_TASK DETAILS:_ Transcribe each of the records below exactly, excluding all pictures.

____________

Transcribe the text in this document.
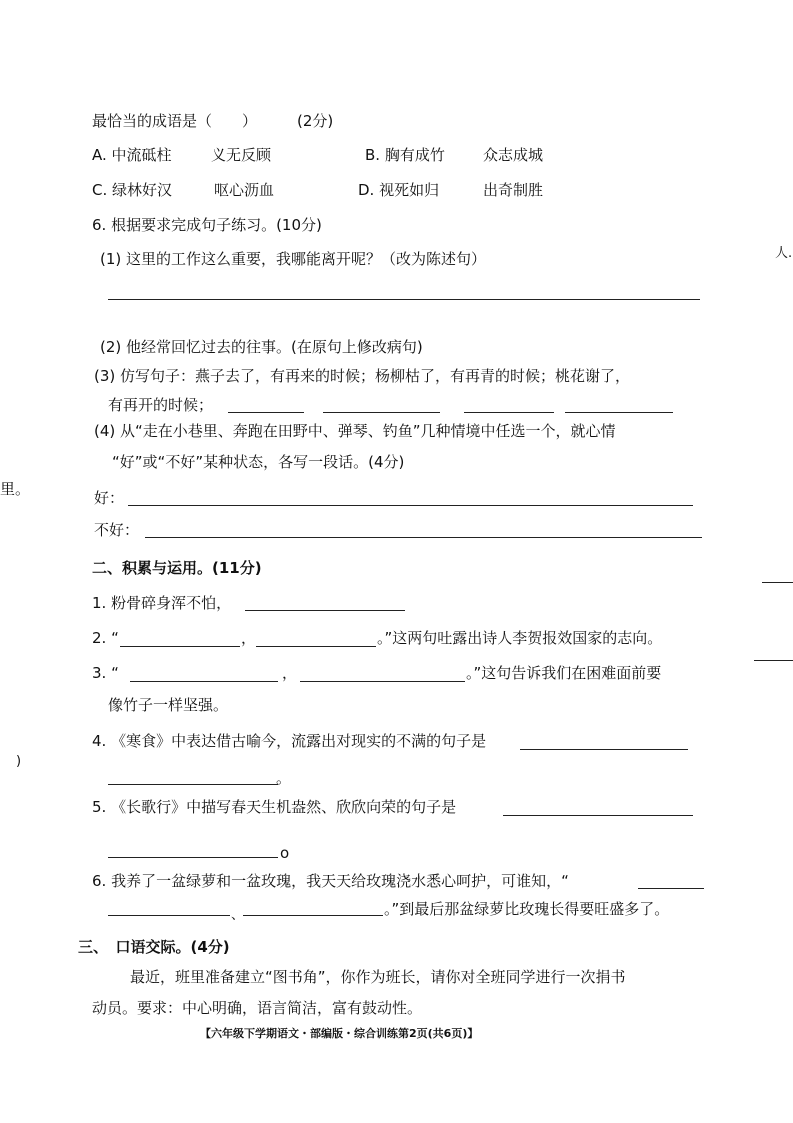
最恰当的成语是（　　）	(2分)
A. 中流砥柱	义无反顾	B. 胸有成竹	众志成城
C. 绿林好汉	呕心沥血	D. 视死如归	出奇制胜
6. 根据要求完成句子练习。(10分)
人.
(1) 这里的工作这么重要，我哪能离开呢？（改为陈述句）
(2) 他经常回忆过去的往事。(在原句上修改病句)
(3) 仿写句子：燕子去了，有再来的时候；杨柳枯了，有再青的时候；桃花谢了，
有再开的时候；
(4) 从“走在小巷里、奔跑在田野中、弹琴、钓鱼”几种情境中任选一个，就心情
“好”或“不好”某种状态，各写一段话。(4分)
里。	好：
不好：
二、积累与运用。(11分)
1. 粉骨碎身浑不怕，
2. “	，	。”这两句吐露出诗人李贺报效国家的志向。
3. “	，	。”这句告诉我们在困难面前要
像竹子一样坚强。
4. 《寒食》中表达借古喻今，流露出对现实的不满的句子是
)
。
5. 《长歌行》中描写春天生机盎然、欣欣向荣的句子是
o
6. 我养了一盆绿萝和一盆玫瑰，我天天给玫瑰浇水悉心呵护，可谁知，“
、	。”到最后那盆绿萝比玫瑰长得要旺盛多了。
三、　口语交际。(4分)
最近，班里准备建立“图书角”，你作为班长，请你对全班同学进行一次捐书
动员。要求：中心明确，语言简洁，富有鼓动性。
【六年级下学期语文・部编版・综合训练第2页(共6页)】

____________

_COMPLETE RESPONSE:_
Transcribe the text in this document.
最恰当的成语是（　　）	(2分)
A. 中流砥柱	义无反顾	B. 胸有成竹	众志成城
C. 绿林好汉	呕心沥血	D. 视死如归	出奇制胜
6. 根据要求完成句子练习。(10分)
人.
(1) 这里的工作这么重要，我哪能离开呢？（改为陈述句）
(2) 他经常回忆过去的往事。(在原句上修改病句)
(3) 仿写句子：燕子去了，有再来的时候；杨柳枯了，有再青的时候；桃花谢了，
有再开的时候；
(4) 从“走在小巷里、奔跑在田野中、弹琴、钓鱼”几种情境中任选一个，就心情
“好”或“不好”某种状态，各写一段话。(4分)
里。	好：
不好：
二、积累与运用。(11分)
1. 粉骨碎身浑不怕，
2. “	，	。”这两句吐露出诗人李贺报效国家的志向。
3. “	，	。”这句告诉我们在困难面前要
像竹子一样坚强。
4. 《寒食》中表达借古喻今，流露出对现实的不满的句子是
)
。
5. 《长歌行》中描写春天生机盎然、欣欣向荣的句子是
o
6. 我养了一盆绿萝和一盆玫瑰，我天天给玫瑰浇水悉心呵护，可谁知，“
、	。”到最后那盆绿萝比玫瑰长得要旺盛多了。
三、　口语交际。(4分)
最近，班里准备建立“图书角”，你作为班长，请你对全班同学进行一次捐书
动员。要求：中心明确，语言简洁，富有鼓动性。
【六年级下学期语文・部编版・综合训练第2页(共6页)】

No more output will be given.